------ Record extracts ------

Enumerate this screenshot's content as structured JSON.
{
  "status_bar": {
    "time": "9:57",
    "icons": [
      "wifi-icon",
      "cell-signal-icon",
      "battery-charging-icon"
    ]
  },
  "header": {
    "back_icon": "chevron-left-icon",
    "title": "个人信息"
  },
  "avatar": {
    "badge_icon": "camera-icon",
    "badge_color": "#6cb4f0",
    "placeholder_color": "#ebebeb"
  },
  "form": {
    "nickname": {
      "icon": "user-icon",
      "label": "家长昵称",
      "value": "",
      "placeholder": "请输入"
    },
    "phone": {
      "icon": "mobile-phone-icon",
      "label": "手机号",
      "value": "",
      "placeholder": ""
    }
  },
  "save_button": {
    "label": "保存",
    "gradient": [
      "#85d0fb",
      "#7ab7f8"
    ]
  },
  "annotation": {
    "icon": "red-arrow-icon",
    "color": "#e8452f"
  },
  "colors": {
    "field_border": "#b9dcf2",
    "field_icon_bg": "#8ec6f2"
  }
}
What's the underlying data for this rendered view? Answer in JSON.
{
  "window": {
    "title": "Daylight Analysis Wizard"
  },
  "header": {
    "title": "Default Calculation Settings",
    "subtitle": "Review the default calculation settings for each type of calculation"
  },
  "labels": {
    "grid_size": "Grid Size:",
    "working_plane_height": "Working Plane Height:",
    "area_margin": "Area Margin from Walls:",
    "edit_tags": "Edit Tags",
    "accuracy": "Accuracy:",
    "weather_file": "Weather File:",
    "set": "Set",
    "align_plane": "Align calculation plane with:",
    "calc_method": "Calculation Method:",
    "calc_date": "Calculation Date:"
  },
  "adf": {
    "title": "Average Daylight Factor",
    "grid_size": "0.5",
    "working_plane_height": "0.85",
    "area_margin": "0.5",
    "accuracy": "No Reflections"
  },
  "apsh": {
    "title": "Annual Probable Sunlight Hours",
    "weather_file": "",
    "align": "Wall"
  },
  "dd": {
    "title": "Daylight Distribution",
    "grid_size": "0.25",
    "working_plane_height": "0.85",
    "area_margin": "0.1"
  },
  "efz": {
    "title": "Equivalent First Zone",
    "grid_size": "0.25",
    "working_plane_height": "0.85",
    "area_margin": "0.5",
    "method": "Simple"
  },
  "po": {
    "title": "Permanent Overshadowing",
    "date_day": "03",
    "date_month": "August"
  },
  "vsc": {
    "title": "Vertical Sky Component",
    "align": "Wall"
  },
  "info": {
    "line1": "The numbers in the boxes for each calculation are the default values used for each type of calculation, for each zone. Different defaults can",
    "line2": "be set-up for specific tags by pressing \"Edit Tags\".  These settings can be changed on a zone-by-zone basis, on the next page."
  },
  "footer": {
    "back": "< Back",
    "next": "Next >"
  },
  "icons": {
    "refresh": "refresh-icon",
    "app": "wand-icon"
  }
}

------

- **Requirement**
Reproduce the records word for word.

- **Answer**
Enumerate this screenshot's content as structured JSON.
{
  "status_bar": {
    "time": "9:57",
    "icons": [
      "wifi-icon",
      "cell-signal-icon",
      "battery-charging-icon"
    ]
  },
  "header": {
    "back_icon": "chevron-left-icon",
    "title": "个人信息"
  },
  "avatar": {
    "badge_icon": "camera-icon",
    "badge_color": "#6cb4f0",
    "placeholder_color": "#ebebeb"
  },
  "form": {
    "nickname": {
      "icon": "user-icon",
      "label": "家长昵称",
      "value": "",
      "placeholder": "请输入"
    },
    "phone": {
      "icon": "mobile-phone-icon",
      "label": "手机号",
      "value": "",
      "placeholder": ""
    }
  },
  "save_button": {
    "label": "保存",
    "gradient": [
      "#85d0fb",
      "#7ab7f8"
    ]
  },
  "annotation": {
    "icon": "red-arrow-icon",
    "color": "#e8452f"
  },
  "colors": {
    "field_border": "#b9dcf2",
    "field_icon_bg": "#8ec6f2"
  }
}
What's the underlying data for this rendered view? Answer in JSON.
{
  "window": {
    "title": "Daylight Analysis Wizard"
  },
  "header": {
    "title": "Default Calculation Settings",
    "subtitle": "Review the default calculation settings for each type of calculation"
  },
  "labels": {
    "grid_size": "Grid Size:",
    "working_plane_height": "Working Plane Height:",
    "area_margin": "Area Margin from Walls:",
    "edit_tags": "Edit Tags",
    "accuracy": "Accuracy:",
    "weather_file": "Weather File:",
    "set": "Set",
    "align_plane": "Align calculation plane with:",
    "calc_method": "Calculation Method:",
    "calc_date": "Calculation Date:"
  },
  "adf": {
    "title": "Average Daylight Factor",
    "grid_size": "0.5",
    "working_plane_height": "0.85",
    "area_margin": "0.5",
    "accuracy": "No Reflections"
  },
  "apsh": {
    "title": "Annual Probable Sunlight Hours",
    "weather_file": "",
    "align": "Wall"
  },
  "dd": {
    "title": "Daylight Distribution",
    "grid_size": "0.25",
    "working_plane_height": "0.85",
    "area_margin": "0.1"
  },
  "efz": {
    "title": "Equivalent First Zone",
    "grid_size": "0.25",
    "working_plane_height": "0.85",
    "area_margin": "0.5",
    "method": "Simple"
  },
  "po": {
    "title": "Permanent Overshadowing",
    "date_day": "03",
    "date_month": "August"
  },
  "vsc": {
    "title": "Vertical Sky Component",
    "align": "Wall"
  },
  "info": {
    "line1": "The numbers in the boxes for each calculation are the default values used for each type of calculation, for each zone. Different defaults can",
    "line2": "be set-up for specific tags by pressing \"Edit Tags\".  These settings can be changed on a zone-by-zone basis, on the next page."
  },
  "footer": {
    "back": "< Back",
    "next": "Next >"
  },
  "icons": {
    "refresh": "refresh-icon",
    "app": "wand-icon"
  }
}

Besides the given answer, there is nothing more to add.